Aim:
Copy out lines with the word "cuenta" from the material that follows.

Dataset:

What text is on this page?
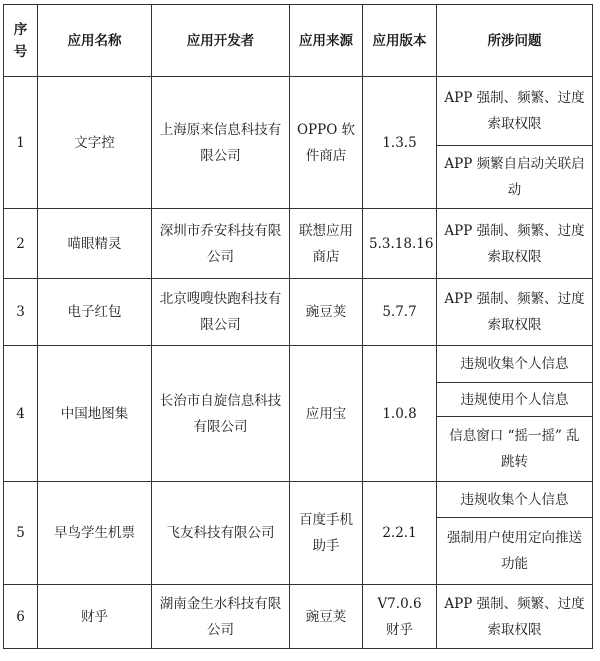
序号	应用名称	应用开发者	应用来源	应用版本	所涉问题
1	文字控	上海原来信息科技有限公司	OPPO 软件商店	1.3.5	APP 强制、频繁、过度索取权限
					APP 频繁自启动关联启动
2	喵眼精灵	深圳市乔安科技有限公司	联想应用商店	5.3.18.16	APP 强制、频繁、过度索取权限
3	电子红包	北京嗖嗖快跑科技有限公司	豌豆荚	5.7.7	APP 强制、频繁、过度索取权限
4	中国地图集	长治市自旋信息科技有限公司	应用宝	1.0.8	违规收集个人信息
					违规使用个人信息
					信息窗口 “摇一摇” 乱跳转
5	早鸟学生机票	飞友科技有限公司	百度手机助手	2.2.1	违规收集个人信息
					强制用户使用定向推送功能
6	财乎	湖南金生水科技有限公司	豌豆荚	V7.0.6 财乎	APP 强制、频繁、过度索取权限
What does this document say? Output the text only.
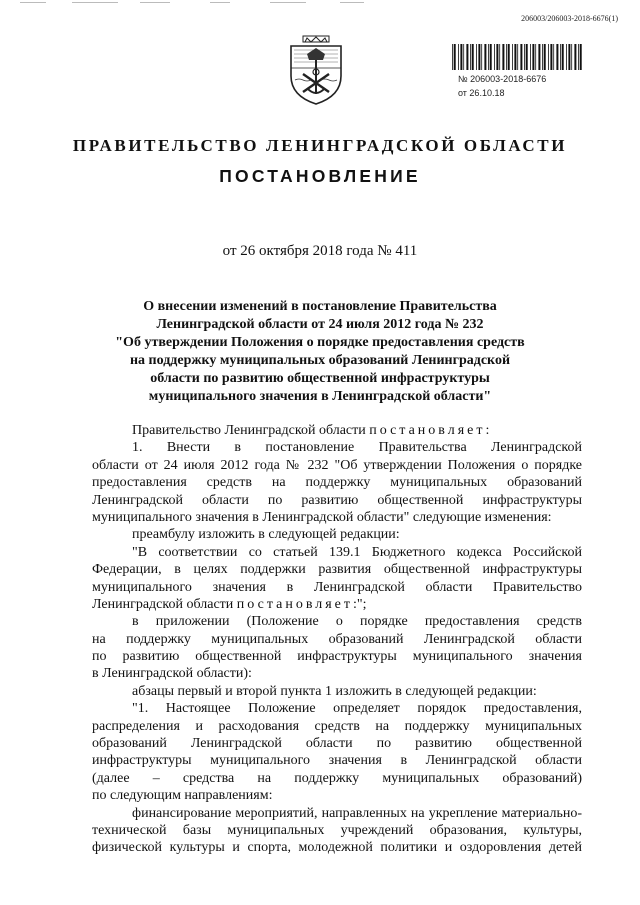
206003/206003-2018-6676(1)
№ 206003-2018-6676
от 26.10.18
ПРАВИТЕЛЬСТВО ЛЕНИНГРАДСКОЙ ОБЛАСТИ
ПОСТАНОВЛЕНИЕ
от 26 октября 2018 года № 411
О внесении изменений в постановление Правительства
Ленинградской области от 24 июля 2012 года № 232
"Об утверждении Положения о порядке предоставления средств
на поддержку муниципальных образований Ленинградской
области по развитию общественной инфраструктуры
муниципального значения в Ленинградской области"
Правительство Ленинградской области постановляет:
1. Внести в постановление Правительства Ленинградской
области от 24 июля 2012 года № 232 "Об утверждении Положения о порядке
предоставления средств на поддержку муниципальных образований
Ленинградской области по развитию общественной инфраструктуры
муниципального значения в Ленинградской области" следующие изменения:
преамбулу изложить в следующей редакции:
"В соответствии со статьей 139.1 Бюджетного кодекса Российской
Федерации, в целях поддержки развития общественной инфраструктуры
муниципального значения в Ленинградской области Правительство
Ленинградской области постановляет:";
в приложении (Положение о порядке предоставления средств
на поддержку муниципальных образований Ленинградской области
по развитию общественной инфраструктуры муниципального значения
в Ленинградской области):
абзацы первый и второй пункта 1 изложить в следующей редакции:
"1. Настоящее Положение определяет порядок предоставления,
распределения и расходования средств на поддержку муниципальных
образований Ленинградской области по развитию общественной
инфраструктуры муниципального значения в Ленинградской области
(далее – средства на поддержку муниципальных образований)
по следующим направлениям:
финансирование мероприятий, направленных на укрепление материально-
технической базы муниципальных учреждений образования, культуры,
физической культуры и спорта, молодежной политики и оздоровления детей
...
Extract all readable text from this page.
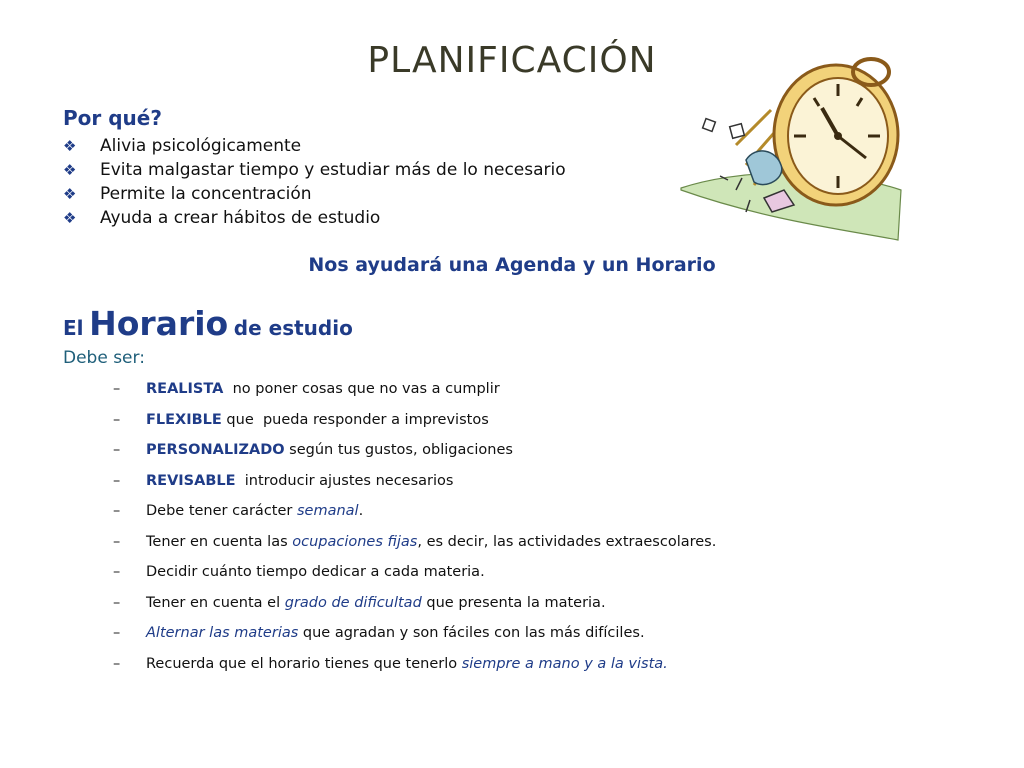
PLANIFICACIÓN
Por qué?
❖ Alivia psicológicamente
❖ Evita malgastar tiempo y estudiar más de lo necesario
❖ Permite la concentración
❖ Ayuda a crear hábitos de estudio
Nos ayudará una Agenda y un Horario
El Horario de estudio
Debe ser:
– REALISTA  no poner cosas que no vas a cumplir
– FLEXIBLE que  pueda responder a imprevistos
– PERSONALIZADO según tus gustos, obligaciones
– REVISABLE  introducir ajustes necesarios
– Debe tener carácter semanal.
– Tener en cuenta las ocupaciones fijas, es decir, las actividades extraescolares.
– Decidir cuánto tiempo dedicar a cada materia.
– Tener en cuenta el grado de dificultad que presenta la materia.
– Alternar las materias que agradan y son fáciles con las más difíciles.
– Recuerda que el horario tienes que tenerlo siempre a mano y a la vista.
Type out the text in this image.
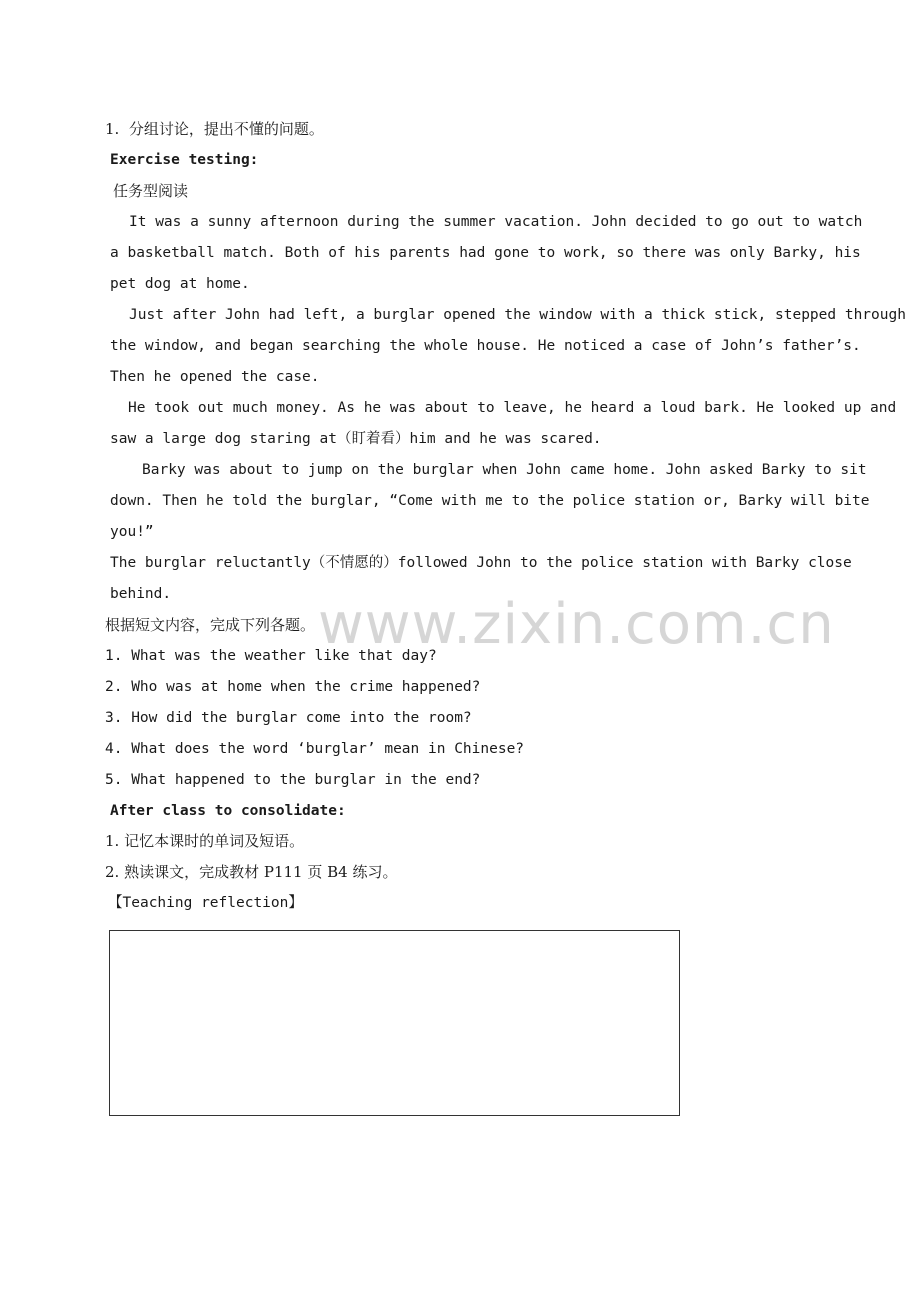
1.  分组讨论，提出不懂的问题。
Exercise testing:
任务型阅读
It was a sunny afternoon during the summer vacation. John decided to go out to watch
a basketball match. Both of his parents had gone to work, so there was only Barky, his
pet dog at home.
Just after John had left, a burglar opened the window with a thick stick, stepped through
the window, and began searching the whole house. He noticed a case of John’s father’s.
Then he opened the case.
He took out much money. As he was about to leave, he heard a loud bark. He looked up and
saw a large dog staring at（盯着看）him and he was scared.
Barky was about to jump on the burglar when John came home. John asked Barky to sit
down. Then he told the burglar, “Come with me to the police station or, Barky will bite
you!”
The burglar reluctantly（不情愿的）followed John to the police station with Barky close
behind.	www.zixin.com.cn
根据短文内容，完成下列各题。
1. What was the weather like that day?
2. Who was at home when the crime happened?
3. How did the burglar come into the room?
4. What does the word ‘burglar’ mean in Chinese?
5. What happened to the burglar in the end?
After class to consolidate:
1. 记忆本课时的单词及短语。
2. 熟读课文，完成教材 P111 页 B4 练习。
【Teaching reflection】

Written reply:
– Tener en cuenta las ocupaciones fijas, es decir, las actividades extraescolares.
– Tener en cuenta el grado de dificultad que presenta la materia.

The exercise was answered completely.